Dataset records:
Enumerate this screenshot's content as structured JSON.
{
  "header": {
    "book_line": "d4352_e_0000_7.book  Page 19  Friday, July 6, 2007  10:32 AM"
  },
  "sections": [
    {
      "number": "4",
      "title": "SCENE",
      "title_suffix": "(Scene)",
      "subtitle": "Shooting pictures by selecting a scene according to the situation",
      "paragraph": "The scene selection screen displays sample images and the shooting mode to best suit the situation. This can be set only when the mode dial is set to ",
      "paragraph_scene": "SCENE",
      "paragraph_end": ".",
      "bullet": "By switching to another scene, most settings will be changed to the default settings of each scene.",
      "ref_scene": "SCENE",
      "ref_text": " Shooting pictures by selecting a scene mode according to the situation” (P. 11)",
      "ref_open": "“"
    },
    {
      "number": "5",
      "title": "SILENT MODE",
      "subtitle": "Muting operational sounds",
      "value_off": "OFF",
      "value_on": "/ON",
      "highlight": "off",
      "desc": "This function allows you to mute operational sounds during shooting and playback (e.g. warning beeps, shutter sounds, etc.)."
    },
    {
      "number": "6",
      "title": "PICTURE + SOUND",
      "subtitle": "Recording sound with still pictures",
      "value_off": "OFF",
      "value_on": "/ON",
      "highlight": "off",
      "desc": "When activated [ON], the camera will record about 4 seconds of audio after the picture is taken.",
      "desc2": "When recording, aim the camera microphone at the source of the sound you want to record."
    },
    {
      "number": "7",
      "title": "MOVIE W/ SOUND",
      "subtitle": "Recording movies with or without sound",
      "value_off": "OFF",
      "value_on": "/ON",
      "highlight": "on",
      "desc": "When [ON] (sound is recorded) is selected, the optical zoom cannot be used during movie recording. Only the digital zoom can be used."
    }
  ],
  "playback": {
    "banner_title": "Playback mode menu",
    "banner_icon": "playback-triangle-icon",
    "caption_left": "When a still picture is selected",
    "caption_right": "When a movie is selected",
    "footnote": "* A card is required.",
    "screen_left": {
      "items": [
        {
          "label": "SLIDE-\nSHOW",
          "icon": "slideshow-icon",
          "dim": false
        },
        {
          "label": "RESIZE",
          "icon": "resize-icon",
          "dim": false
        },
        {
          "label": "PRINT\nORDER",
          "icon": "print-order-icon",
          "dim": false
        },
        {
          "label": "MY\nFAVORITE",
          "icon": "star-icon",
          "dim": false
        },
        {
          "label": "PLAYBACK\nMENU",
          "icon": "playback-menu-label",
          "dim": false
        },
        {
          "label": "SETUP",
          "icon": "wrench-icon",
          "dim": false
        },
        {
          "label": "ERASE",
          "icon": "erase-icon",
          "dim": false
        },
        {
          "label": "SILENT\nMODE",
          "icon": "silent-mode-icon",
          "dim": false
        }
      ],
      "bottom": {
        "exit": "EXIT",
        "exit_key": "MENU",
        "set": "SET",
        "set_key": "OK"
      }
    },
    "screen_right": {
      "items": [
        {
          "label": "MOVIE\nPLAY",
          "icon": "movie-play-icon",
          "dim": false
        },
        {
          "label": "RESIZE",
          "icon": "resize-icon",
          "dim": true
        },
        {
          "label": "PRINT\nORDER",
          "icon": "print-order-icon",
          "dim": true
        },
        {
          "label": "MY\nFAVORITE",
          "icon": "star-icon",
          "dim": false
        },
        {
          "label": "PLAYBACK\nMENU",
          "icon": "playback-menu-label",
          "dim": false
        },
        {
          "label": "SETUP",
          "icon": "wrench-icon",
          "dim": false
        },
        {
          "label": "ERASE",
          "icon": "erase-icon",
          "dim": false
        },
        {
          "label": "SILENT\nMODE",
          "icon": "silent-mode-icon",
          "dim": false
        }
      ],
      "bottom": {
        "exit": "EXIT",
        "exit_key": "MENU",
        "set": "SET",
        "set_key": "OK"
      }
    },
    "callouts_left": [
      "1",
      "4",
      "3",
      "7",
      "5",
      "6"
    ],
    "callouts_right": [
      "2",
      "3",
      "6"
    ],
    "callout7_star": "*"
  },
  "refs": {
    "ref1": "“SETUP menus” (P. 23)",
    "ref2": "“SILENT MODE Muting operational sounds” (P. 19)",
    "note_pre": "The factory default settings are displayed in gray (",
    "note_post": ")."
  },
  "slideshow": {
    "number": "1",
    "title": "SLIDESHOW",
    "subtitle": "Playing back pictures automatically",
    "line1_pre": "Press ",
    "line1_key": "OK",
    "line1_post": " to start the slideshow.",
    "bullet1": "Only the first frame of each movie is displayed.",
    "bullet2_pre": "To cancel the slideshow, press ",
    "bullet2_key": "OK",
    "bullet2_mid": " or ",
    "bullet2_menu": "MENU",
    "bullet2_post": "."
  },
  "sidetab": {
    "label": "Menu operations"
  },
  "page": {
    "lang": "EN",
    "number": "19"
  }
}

▸ **PROBLEM DETAILS**:
Collect, from the material above, every line containing the word "Muting".

▸ **OUTPUT OF THE TASK**:
      "subtitle": "Muting operational sounds",
    "ref2": "“SILENT MODE Muting operational sounds” (P. 19)",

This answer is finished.